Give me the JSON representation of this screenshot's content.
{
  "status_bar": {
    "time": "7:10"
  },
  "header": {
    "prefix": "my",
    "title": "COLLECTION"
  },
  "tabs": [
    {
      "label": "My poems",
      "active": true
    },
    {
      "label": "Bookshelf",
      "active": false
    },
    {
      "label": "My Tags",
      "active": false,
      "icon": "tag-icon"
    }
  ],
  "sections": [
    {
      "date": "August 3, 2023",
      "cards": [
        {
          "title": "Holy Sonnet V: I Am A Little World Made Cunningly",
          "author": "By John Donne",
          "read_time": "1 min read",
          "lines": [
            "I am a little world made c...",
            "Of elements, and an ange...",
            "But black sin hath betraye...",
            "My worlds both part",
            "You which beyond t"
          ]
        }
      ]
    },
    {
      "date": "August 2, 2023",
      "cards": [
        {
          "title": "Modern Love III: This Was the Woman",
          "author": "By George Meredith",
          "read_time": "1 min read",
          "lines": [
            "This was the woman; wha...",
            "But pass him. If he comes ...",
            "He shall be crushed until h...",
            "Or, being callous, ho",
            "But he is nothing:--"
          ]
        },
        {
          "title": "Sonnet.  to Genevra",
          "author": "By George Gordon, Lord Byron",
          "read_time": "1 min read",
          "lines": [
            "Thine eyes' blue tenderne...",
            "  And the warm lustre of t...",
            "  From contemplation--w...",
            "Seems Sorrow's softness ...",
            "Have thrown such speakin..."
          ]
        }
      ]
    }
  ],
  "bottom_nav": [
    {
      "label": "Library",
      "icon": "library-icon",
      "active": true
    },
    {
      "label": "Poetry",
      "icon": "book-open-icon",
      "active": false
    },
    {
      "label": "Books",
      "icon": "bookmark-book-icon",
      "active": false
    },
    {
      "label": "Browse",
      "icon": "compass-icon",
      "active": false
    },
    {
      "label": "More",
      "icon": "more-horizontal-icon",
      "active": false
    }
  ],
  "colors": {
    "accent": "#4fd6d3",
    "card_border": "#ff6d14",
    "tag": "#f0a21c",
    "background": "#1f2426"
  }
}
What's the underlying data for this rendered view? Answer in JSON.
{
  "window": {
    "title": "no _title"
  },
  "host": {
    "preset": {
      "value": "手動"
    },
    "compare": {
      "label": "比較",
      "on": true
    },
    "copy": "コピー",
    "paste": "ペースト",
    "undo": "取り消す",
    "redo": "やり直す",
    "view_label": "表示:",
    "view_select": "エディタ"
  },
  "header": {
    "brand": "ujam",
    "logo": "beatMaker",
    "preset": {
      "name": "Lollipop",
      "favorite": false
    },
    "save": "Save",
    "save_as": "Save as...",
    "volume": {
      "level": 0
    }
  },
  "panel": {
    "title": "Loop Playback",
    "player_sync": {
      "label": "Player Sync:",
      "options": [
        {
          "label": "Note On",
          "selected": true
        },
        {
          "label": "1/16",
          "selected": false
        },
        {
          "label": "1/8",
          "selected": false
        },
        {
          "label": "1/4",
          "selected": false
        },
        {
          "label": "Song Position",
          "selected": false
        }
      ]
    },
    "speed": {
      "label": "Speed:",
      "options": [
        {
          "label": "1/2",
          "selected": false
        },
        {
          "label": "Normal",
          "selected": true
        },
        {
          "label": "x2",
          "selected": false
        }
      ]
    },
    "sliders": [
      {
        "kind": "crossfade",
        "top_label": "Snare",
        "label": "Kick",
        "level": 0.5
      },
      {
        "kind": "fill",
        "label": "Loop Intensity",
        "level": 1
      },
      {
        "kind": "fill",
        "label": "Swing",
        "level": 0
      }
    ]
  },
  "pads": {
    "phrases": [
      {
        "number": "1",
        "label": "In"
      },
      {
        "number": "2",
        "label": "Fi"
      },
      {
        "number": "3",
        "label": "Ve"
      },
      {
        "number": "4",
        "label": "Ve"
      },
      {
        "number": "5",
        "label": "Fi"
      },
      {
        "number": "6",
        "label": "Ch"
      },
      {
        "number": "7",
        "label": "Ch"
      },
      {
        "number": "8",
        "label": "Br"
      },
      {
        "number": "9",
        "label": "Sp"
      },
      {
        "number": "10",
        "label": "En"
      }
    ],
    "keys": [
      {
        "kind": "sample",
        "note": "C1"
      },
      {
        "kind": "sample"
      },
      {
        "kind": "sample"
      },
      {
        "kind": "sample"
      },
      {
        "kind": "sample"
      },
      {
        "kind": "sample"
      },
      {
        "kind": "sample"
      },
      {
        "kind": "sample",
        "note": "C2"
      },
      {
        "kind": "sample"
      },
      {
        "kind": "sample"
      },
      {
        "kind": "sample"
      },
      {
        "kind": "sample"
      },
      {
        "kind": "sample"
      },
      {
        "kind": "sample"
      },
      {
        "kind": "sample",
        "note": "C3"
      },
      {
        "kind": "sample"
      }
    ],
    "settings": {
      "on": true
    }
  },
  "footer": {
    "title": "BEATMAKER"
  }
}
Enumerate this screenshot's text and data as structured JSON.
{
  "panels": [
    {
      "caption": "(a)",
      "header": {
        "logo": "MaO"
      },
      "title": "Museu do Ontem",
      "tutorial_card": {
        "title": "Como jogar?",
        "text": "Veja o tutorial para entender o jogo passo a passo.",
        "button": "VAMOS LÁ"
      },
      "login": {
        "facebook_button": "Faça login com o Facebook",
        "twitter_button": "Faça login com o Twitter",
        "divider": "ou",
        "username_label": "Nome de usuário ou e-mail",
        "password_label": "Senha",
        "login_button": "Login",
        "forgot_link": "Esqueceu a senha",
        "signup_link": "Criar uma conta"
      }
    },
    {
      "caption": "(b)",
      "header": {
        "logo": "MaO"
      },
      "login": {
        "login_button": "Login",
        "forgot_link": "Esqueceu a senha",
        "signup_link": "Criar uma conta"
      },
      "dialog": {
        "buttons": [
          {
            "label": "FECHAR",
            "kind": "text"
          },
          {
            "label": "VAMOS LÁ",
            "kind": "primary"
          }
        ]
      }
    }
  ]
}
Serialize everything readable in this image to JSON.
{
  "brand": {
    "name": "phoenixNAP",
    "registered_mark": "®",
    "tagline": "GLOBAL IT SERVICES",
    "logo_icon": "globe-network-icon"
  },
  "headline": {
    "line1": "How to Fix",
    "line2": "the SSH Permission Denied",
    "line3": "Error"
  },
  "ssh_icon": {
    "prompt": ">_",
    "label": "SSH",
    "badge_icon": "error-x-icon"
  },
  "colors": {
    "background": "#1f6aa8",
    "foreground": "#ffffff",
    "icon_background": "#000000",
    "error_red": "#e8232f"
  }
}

* _Task details_
Give again, word for word, every line from the one holding "Enumerate this screenshot's" to the end of the data.

* _Response_
Enumerate this screenshot's text and data as structured JSON.
{
  "panels": [
    {
      "caption": "(a)",
      "header": {
        "logo": "MaO"
      },
      "title": "Museu do Ontem",
      "tutorial_card": {
        "title": "Como jogar?",
        "text": "Veja o tutorial para entender o jogo passo a passo.",
        "button": "VAMOS LÁ"
      },
      "login": {
        "facebook_button": "Faça login com o Facebook",
        "twitter_button": "Faça login com o Twitter",
        "divider": "ou",
        "username_label": "Nome de usuário ou e-mail",
        "password_label": "Senha",
        "login_button": "Login",
        "forgot_link": "Esqueceu a senha",
        "signup_link": "Criar uma conta"
      }
    },
    {
      "caption": "(b)",
      "header": {
        "logo": "MaO"
      },
      "login": {
        "login_button": "Login",
        "forgot_link": "Esqueceu a senha",
        "signup_link": "Criar uma conta"
      },
      "dialog": {
        "buttons": [
          {
            "label": "FECHAR",
            "kind": "text"
          },
          {
            "label": "VAMOS LÁ",
            "kind": "primary"
          }
        ]
      }
    }
  ]
}
Serialize everything readable in this image to JSON.
{
  "brand": {
    "name": "phoenixNAP",
    "registered_mark": "®",
    "tagline": "GLOBAL IT SERVICES",
    "logo_icon": "globe-network-icon"
  },
  "headline": {
    "line1": "How to Fix",
    "line2": "the SSH Permission Denied",
    "line3": "Error"
  },
  "ssh_icon": {
    "prompt": ">_",
    "label": "SSH",
    "badge_icon": "error-x-icon"
  },
  "colors": {
    "background": "#1f6aa8",
    "foreground": "#ffffff",
    "icon_background": "#000000",
    "error_red": "#e8232f"
  }
}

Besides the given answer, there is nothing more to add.